**Task inputs:**
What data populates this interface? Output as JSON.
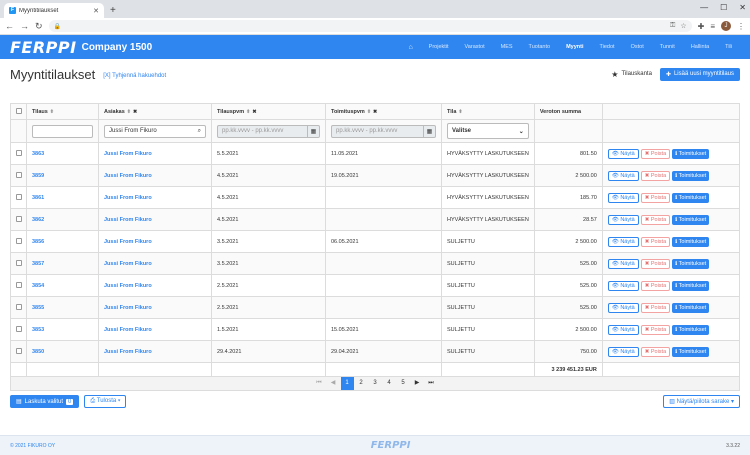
{
  "browser": {
    "tab_title": "Myyntitilaukset",
    "favicon": "F",
    "new_tab": "+",
    "profile_initial": "J"
  },
  "app": {
    "logo": "FERPPI",
    "company": "Company 1500",
    "nav": [
      "Projektit",
      "Varastot",
      "MES",
      "Tuotanto",
      "Myynti",
      "Tiedot",
      "Ostot",
      "Tunnit",
      "Hallinta",
      "Tili"
    ],
    "active_nav": "Myynti"
  },
  "page": {
    "title": "Myyntitilaukset",
    "clear_filters": "[X] Tyhjennä hakuehdot",
    "favorite_label": "Tilauskanta",
    "add_button": "Lisää uusi myyntitilaus"
  },
  "table": {
    "headers": [
      "Tilaus",
      "Asiakas",
      "Tilauspvm",
      "Toimituspvm",
      "Tila",
      "Veroton summa"
    ],
    "filters": {
      "customer": "Jussi From Fikuro",
      "date_placeholder": "pp.kk.vvvv - pp.kk.vvvv",
      "status_select": "Valitse"
    },
    "actions": {
      "view": "Näytä",
      "delete": "Poista",
      "deliveries": "Toimitukset"
    },
    "rows": [
      {
        "id": "3863",
        "customer": "Jussi From Fikuro",
        "order_date": "5.5.2021",
        "delivery_date": "11.05.2021",
        "status": "HYVÄKSYTTY LASKUTUKSEEN",
        "amount": "801.50"
      },
      {
        "id": "3859",
        "customer": "Jussi From Fikuro",
        "order_date": "4.5.2021",
        "delivery_date": "19.05.2021",
        "status": "HYVÄKSYTTY LASKUTUKSEEN",
        "amount": "2 500.00"
      },
      {
        "id": "3861",
        "customer": "Jussi From Fikuro",
        "order_date": "4.5.2021",
        "delivery_date": "",
        "status": "HYVÄKSYTTY LASKUTUKSEEN",
        "amount": "185.70"
      },
      {
        "id": "3862",
        "customer": "Jussi From Fikuro",
        "order_date": "4.5.2021",
        "delivery_date": "",
        "status": "HYVÄKSYTTY LASKUTUKSEEN",
        "amount": "28.57"
      },
      {
        "id": "3856",
        "customer": "Jussi From Fikuro",
        "order_date": "3.5.2021",
        "delivery_date": "06.05.2021",
        "status": "SULJETTU",
        "amount": "2 500.00"
      },
      {
        "id": "3857",
        "customer": "Jussi From Fikuro",
        "order_date": "3.5.2021",
        "delivery_date": "",
        "status": "SULJETTU",
        "amount": "525.00"
      },
      {
        "id": "3854",
        "customer": "Jussi From Fikuro",
        "order_date": "2.5.2021",
        "delivery_date": "",
        "status": "SULJETTU",
        "amount": "525.00"
      },
      {
        "id": "3855",
        "customer": "Jussi From Fikuro",
        "order_date": "2.5.2021",
        "delivery_date": "",
        "status": "SULJETTU",
        "amount": "525.00"
      },
      {
        "id": "3853",
        "customer": "Jussi From Fikuro",
        "order_date": "1.5.2021",
        "delivery_date": "15.05.2021",
        "status": "SULJETTU",
        "amount": "2 500.00"
      },
      {
        "id": "3850",
        "customer": "Jussi From Fikuro",
        "order_date": "29.4.2021",
        "delivery_date": "29.04.2021",
        "status": "SULJETTU",
        "amount": "750.00"
      }
    ],
    "total": "3 239 451.23 EUR"
  },
  "pagination": {
    "pages": [
      "1",
      "2",
      "3",
      "4",
      "5"
    ],
    "current": "1"
  },
  "bottom": {
    "invoice_button": "Laskuta valitut",
    "invoice_count": "0",
    "print_button": "Tulosta",
    "columns_button": "Näytä/piilota sarake"
  },
  "footer": {
    "copyright": "© 2021 FIKURO OY",
    "logo": "FERPPI",
    "version": "3.3.22"
  }
}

**Task prompt:**
Restate each entry word for word, leaving out any pictures.

**Worked solution:**
What data populates this interface? Output as JSON.
{
  "browser": {
    "tab_title": "Myyntitilaukset",
    "favicon": "F",
    "new_tab": "+",
    "profile_initial": "J"
  },
  "app": {
    "logo": "FERPPI",
    "company": "Company 1500",
    "nav": [
      "Projektit",
      "Varastot",
      "MES",
      "Tuotanto",
      "Myynti",
      "Tiedot",
      "Ostot",
      "Tunnit",
      "Hallinta",
      "Tili"
    ],
    "active_nav": "Myynti"
  },
  "page": {
    "title": "Myyntitilaukset",
    "clear_filters": "[X] Tyhjennä hakuehdot",
    "favorite_label": "Tilauskanta",
    "add_button": "Lisää uusi myyntitilaus"
  },
  "table": {
    "headers": [
      "Tilaus",
      "Asiakas",
      "Tilauspvm",
      "Toimituspvm",
      "Tila",
      "Veroton summa"
    ],
    "filters": {
      "customer": "Jussi From Fikuro",
      "date_placeholder": "pp.kk.vvvv - pp.kk.vvvv",
      "status_select": "Valitse"
    },
    "actions": {
      "view": "Näytä",
      "delete": "Poista",
      "deliveries": "Toimitukset"
    },
    "rows": [
      {
        "id": "3863",
        "customer": "Jussi From Fikuro",
        "order_date": "5.5.2021",
        "delivery_date": "11.05.2021",
        "status": "HYVÄKSYTTY LASKUTUKSEEN",
        "amount": "801.50"
      },
      {
        "id": "3859",
        "customer": "Jussi From Fikuro",
        "order_date": "4.5.2021",
        "delivery_date": "19.05.2021",
        "status": "HYVÄKSYTTY LASKUTUKSEEN",
        "amount": "2 500.00"
      },
      {
        "id": "3861",
        "customer": "Jussi From Fikuro",
        "order_date": "4.5.2021",
        "delivery_date": "",
        "status": "HYVÄKSYTTY LASKUTUKSEEN",
        "amount": "185.70"
      },
      {
        "id": "3862",
        "customer": "Jussi From Fikuro",
        "order_date": "4.5.2021",
        "delivery_date": "",
        "status": "HYVÄKSYTTY LASKUTUKSEEN",
        "amount": "28.57"
      },
      {
        "id": "3856",
        "customer": "Jussi From Fikuro",
        "order_date": "3.5.2021",
        "delivery_date": "06.05.2021",
        "status": "SULJETTU",
        "amount": "2 500.00"
      },
      {
        "id": "3857",
        "customer": "Jussi From Fikuro",
        "order_date": "3.5.2021",
        "delivery_date": "",
        "status": "SULJETTU",
        "amount": "525.00"
      },
      {
        "id": "3854",
        "customer": "Jussi From Fikuro",
        "order_date": "2.5.2021",
        "delivery_date": "",
        "status": "SULJETTU",
        "amount": "525.00"
      },
      {
        "id": "3855",
        "customer": "Jussi From Fikuro",
        "order_date": "2.5.2021",
        "delivery_date": "",
        "status": "SULJETTU",
        "amount": "525.00"
      },
      {
        "id": "3853",
        "customer": "Jussi From Fikuro",
        "order_date": "1.5.2021",
        "delivery_date": "15.05.2021",
        "status": "SULJETTU",
        "amount": "2 500.00"
      },
      {
        "id": "3850",
        "customer": "Jussi From Fikuro",
        "order_date": "29.4.2021",
        "delivery_date": "29.04.2021",
        "status": "SULJETTU",
        "amount": "750.00"
      }
    ],
    "total": "3 239 451.23 EUR"
  },
  "pagination": {
    "pages": [
      "1",
      "2",
      "3",
      "4",
      "5"
    ],
    "current": "1"
  },
  "bottom": {
    "invoice_button": "Laskuta valitut",
    "invoice_count": "0",
    "print_button": "Tulosta",
    "columns_button": "Näytä/piilota sarake"
  },
  "footer": {
    "copyright": "© 2021 FIKURO OY",
    "logo": "FERPPI",
    "version": "3.3.22"
  }
}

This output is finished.